What you should do:
Reproduce all of the data that follows, character for character.

Raw records:
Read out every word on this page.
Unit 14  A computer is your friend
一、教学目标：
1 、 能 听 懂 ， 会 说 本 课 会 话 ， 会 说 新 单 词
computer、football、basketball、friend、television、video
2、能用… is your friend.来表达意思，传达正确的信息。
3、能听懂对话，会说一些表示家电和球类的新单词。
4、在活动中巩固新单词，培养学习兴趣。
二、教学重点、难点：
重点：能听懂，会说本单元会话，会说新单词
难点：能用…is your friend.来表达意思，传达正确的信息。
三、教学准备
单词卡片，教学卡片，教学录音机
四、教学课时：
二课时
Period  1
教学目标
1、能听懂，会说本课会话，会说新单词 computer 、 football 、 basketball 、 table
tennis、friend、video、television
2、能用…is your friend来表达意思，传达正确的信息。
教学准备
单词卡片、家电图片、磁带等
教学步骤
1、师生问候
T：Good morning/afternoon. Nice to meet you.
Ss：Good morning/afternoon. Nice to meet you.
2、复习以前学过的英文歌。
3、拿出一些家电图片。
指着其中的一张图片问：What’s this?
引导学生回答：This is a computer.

Output of the task:
Read out every word on this page.
Unit 14  A computer is your friend
一、教学目标：
1 、 能 听 懂 ， 会 说 本 课 会 话 ， 会 说 新 单 词
computer、football、basketball、friend、television、video
2、能用… is your friend.来表达意思，传达正确的信息。
3、能听懂对话，会说一些表示家电和球类的新单词。
4、在活动中巩固新单词，培养学习兴趣。
二、教学重点、难点：
重点：能听懂，会说本单元会话，会说新单词
难点：能用…is your friend.来表达意思，传达正确的信息。
三、教学准备
单词卡片，教学卡片，教学录音机
四、教学课时：
二课时
Period  1
教学目标
1、能听懂，会说本课会话，会说新单词 computer 、 football 、 basketball 、 table
tennis、friend、video、television
2、能用…is your friend来表达意思，传达正确的信息。
教学准备
单词卡片、家电图片、磁带等
教学步骤
1、师生问候
T：Good morning/afternoon. Nice to meet you.
Ss：Good morning/afternoon. Nice to meet you.
2、复习以前学过的英文歌。
3、拿出一些家电图片。
指着其中的一张图片问：What’s this?
引导学生回答：This is a computer.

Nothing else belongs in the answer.